*What to do:* List all the lines in these records that hold "this".

[Extracted data entries]
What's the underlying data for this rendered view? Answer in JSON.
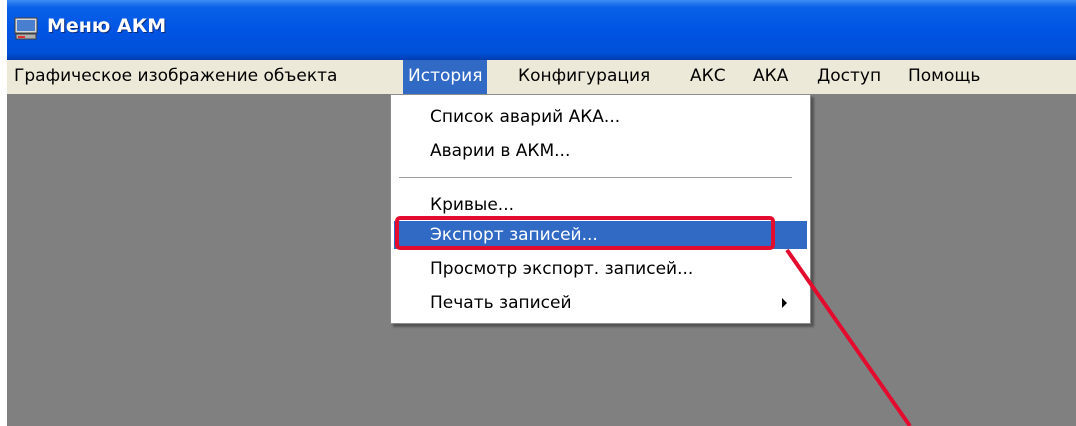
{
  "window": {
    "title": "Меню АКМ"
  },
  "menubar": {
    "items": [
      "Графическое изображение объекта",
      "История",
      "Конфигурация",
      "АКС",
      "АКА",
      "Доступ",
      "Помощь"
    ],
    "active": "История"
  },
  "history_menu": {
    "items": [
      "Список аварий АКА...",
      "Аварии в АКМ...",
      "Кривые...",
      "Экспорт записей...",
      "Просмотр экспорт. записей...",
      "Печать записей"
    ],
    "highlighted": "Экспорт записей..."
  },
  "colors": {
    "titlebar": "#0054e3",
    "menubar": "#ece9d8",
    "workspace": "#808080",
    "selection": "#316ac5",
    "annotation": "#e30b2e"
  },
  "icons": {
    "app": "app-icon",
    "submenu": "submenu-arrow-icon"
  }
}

---

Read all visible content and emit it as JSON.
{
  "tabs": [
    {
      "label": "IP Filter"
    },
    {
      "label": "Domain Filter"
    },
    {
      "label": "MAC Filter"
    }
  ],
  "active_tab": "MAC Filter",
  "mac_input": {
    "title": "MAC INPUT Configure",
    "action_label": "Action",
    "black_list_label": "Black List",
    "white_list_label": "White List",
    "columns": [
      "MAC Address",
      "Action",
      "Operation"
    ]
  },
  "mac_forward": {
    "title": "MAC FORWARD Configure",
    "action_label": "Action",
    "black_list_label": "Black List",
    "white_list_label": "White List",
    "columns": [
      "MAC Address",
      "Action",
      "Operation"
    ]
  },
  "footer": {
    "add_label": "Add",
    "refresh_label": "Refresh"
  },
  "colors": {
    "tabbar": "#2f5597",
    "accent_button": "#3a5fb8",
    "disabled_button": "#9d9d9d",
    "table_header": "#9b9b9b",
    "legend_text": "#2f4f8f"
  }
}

---

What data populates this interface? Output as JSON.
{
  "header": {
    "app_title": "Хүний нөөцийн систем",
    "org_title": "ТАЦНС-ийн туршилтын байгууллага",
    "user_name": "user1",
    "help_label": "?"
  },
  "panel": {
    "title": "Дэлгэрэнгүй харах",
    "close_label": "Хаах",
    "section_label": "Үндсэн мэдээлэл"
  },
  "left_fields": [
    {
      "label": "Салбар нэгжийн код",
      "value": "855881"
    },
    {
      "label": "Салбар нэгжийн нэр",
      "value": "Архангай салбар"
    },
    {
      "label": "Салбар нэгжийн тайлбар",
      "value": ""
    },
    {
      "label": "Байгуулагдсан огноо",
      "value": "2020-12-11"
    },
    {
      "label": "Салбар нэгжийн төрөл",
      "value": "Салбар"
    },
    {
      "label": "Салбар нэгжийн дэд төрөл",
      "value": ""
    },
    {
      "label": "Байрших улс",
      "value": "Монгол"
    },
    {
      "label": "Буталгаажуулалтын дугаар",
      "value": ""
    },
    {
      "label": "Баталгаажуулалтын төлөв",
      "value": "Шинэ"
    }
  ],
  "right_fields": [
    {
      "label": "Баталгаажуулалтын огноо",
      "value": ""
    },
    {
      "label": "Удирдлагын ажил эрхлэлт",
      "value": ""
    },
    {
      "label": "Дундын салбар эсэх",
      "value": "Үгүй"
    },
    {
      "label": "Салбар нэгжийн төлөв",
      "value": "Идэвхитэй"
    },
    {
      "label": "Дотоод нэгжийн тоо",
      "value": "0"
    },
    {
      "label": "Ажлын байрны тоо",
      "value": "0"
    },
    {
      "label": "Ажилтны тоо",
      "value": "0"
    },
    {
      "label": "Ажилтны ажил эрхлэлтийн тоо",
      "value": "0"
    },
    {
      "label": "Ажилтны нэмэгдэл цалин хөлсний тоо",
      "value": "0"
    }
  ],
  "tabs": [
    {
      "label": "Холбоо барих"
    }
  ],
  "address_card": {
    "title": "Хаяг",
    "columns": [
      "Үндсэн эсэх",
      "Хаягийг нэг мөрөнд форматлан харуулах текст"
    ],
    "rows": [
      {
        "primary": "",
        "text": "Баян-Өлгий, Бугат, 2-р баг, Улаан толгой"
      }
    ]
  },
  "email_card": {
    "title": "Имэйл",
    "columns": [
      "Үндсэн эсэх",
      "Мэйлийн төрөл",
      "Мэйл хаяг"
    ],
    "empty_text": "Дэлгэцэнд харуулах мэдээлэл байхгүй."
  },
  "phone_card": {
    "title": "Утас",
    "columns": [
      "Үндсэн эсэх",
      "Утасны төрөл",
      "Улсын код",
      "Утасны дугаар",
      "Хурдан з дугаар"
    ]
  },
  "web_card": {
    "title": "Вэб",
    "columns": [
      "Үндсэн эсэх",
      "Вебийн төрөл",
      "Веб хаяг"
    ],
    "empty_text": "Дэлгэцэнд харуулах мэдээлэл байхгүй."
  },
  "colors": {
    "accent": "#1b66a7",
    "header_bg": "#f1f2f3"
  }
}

*Solved problem:*
What's the underlying data for this rendered view? Answer in JSON.
What data populates this interface? Output as JSON.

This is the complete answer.